I have a custom model method executing a query, and I need it to return either true or false depending on whether it was successful. There's no clear answer, so I'm trying to figure out how it works myself. Here's my code:

// build and execute the query
$query = $myTable->query();
$query->insert(array_keys(reset($data)));
$query->clause('values')->setValues($data);
$query->epilog('ON DUPLICATE KEY UPDATE `price`=VALUES(`price`)');
$statement = $query->execute();

Debugging the above looks like this:

'$statement' => object(Cake\Database\Statement\MysqlStatement) {
    [protected] _statement => object(PDOStatement) {
        queryString => 'INSERT INTO `table` (`id`, `value_id`, `price`) VALUES (...) ON DUPLICATE KEY UPDATE `price`=VALUES(`price`)'
    }
    [protected] _driver => object(Cake\Database\Driver\Mysql) {

        'connected' => true

    }
    [protected] _hasExecuted => false
    [protected] _bufferResults => true
},
'$query' => object(Cake\ORM\Query) {

    '(help)' => 'This is a Query object, to get the results execute or iterate it.',
    'sql' => 'INSERT INTO `table` (`id`, `value_id`, `price`) VALUES (...) ON DUPLICATE KEY UPDATE `price`=VALUES(`price`)',
    'params' => [
        // ...
    ],
    'defaultTypes' => [
        // ...
    ],
    'decorators' => (int) 0,
    'executed' => true,
    'hydrate' => true,
    'buffered' => true,
    'formatters' => (int) 0,
    'mapReducers' => (int) 0,
    'contain' => [],
    'matching' => [],
    'extraOptions' => [],
    'repository' => object(App\Model\Table\SomeTable) {
        // ...
    }

}

Initial attempts:

  • getting $statement->errorCode is null, not a 0
  • getting $statement->_hasExecuted is null
  • getting $query->executed throws Notice Error: Undefined property: Cake\ORM\Query::$executed (although it seems like it's there)
  • what's interesting, in the debug output above, $statement->_hasExecuted is false and $query->executed is true

My thought process is this: I call $query->execute(), which inside of it calls $this->_connection->run($this), which creates and executes a \Cake\Database\StatementInterface. In my case it's a MysqlStatement extended from a PDOStatement. Inside the execute() call, it explicitly sets _hasExecuted to true; then it calls $this->_statement->execute(), which, being an implementation of that same Cake\Database\StatementInterface::execute(), apparently runs that exact execute method, including the _hasExecuted=true portion.

***

WHAT TO WORK ON:
In the query-debugging text, what value does `_hasExecuted` have for `$statement` in the debug output? The data after this point is separate material, unrelated to the text above.

***

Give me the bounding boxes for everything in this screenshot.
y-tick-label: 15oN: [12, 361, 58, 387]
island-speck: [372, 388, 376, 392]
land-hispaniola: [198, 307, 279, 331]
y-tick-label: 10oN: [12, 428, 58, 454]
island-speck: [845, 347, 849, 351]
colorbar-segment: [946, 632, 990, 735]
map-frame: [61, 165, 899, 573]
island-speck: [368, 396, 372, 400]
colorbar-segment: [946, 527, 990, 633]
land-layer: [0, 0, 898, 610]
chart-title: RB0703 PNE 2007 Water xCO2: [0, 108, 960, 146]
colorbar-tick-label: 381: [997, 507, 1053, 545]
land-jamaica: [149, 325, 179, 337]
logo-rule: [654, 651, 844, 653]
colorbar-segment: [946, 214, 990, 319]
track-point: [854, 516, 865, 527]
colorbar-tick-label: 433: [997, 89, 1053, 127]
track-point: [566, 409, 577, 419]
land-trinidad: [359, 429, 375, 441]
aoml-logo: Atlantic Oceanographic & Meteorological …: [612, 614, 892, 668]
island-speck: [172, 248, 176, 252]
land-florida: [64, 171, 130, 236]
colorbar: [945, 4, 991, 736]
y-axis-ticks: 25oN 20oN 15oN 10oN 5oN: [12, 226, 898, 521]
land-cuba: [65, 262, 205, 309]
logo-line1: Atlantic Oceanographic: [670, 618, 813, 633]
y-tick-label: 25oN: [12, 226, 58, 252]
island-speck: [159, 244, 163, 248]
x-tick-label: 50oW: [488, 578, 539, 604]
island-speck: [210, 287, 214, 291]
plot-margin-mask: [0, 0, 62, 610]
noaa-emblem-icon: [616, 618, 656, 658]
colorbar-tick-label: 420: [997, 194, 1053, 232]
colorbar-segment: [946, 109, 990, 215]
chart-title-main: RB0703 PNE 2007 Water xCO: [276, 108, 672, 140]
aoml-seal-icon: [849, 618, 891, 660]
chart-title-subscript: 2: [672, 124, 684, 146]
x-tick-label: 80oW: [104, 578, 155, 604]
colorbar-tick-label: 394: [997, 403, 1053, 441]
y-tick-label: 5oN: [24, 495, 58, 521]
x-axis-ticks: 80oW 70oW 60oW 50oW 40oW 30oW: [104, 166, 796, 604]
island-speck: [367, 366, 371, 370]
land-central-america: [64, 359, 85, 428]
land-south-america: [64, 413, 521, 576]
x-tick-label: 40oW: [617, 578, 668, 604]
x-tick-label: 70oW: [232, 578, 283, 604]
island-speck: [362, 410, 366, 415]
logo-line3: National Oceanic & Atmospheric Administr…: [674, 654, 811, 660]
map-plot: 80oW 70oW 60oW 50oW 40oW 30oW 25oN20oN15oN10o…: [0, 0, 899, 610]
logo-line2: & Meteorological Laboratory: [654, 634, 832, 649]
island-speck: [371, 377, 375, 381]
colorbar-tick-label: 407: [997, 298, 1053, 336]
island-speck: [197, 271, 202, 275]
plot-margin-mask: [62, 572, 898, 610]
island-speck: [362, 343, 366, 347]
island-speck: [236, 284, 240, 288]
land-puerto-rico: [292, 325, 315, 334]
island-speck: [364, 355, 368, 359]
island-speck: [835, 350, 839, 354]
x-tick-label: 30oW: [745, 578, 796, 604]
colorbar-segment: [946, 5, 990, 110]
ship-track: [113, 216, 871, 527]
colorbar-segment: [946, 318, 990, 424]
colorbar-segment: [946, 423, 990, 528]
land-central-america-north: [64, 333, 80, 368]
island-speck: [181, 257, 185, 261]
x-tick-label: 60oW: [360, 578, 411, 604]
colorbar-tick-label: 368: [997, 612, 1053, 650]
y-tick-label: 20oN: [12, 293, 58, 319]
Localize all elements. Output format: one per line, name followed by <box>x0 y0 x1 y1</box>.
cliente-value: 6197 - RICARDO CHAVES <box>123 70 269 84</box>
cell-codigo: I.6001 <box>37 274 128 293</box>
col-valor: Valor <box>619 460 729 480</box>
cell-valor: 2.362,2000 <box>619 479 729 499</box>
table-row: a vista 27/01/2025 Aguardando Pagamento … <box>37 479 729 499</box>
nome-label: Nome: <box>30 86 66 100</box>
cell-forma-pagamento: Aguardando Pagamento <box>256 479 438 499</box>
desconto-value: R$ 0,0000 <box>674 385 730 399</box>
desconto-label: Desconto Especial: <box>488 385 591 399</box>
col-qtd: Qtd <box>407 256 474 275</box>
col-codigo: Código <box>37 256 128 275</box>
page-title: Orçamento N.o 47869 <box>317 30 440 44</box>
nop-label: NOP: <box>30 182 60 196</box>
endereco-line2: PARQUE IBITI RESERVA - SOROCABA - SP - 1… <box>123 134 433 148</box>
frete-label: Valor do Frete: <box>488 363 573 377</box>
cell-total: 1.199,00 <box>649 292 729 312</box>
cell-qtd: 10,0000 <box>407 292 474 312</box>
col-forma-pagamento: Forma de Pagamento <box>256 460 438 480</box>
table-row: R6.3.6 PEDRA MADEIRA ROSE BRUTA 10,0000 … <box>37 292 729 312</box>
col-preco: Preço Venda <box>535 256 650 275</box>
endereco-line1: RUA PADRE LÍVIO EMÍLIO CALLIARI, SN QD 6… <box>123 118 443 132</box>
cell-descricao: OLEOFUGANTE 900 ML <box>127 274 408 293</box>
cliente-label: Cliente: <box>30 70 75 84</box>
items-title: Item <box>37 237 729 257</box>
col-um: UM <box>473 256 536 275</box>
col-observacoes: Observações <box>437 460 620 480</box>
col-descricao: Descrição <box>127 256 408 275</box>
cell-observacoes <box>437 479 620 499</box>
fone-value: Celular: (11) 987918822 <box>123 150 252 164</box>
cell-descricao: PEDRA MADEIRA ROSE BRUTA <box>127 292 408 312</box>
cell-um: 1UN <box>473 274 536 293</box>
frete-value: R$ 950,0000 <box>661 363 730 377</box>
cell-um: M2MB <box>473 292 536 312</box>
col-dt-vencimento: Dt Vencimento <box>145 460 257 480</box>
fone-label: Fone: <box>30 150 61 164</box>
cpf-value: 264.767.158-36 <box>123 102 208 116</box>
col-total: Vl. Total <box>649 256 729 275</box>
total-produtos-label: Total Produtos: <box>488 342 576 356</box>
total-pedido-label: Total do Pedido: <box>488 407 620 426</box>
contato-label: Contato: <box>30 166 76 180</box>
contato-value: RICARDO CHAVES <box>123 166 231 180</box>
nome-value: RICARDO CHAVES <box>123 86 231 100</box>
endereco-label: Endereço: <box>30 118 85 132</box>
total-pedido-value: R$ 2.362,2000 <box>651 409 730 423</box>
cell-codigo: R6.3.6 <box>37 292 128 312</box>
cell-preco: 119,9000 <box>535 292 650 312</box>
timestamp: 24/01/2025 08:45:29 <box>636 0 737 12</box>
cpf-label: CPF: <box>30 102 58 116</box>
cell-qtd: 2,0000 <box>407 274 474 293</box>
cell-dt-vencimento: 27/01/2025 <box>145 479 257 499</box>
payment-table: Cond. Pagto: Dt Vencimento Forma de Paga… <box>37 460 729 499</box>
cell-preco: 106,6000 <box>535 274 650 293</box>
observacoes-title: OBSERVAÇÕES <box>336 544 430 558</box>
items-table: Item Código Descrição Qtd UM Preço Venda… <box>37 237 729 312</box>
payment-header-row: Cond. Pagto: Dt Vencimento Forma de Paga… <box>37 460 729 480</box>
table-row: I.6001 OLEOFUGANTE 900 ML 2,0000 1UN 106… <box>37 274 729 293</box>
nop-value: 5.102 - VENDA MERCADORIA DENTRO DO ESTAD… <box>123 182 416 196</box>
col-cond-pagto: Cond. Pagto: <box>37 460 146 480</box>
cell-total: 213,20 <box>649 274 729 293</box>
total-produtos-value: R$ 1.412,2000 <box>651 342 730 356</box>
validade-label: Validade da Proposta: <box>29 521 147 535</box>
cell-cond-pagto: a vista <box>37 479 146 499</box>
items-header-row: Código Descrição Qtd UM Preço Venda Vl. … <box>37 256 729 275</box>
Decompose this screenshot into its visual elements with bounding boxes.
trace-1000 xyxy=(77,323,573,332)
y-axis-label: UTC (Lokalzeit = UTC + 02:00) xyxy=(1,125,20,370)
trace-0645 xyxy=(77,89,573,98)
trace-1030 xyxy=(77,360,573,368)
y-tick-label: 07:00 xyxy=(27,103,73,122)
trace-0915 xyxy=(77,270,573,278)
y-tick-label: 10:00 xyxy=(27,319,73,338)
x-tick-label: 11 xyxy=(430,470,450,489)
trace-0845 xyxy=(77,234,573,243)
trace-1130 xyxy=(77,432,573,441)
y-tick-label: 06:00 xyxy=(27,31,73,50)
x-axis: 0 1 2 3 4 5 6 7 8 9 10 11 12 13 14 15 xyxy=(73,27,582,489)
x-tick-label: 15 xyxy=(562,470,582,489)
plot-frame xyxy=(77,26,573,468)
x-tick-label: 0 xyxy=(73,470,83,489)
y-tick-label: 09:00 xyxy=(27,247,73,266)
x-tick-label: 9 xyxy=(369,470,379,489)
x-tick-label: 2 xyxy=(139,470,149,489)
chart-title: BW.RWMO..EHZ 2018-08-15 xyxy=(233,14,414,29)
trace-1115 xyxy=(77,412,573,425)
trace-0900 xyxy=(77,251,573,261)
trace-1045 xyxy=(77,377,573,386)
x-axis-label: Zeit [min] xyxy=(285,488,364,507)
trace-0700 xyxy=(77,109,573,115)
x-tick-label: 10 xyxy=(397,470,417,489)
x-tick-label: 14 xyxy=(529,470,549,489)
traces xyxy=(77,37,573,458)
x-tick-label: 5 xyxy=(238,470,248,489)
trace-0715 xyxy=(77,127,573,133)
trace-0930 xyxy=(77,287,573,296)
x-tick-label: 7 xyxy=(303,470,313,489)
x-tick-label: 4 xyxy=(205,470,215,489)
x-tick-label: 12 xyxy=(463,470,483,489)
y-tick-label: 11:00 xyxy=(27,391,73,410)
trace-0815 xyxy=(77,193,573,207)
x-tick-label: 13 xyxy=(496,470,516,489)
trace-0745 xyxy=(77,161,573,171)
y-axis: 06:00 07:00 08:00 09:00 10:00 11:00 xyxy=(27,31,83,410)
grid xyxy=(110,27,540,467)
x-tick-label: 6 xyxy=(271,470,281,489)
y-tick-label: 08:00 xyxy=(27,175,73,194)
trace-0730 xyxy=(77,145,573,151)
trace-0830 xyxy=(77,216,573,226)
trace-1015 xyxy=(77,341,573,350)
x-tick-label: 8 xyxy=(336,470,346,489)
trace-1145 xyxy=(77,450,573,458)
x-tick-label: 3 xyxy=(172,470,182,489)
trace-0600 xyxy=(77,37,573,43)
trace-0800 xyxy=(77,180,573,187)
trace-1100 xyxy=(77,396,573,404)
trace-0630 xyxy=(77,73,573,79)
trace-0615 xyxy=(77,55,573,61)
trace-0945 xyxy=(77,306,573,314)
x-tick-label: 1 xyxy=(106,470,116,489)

***

TASK RESULT:
It is false.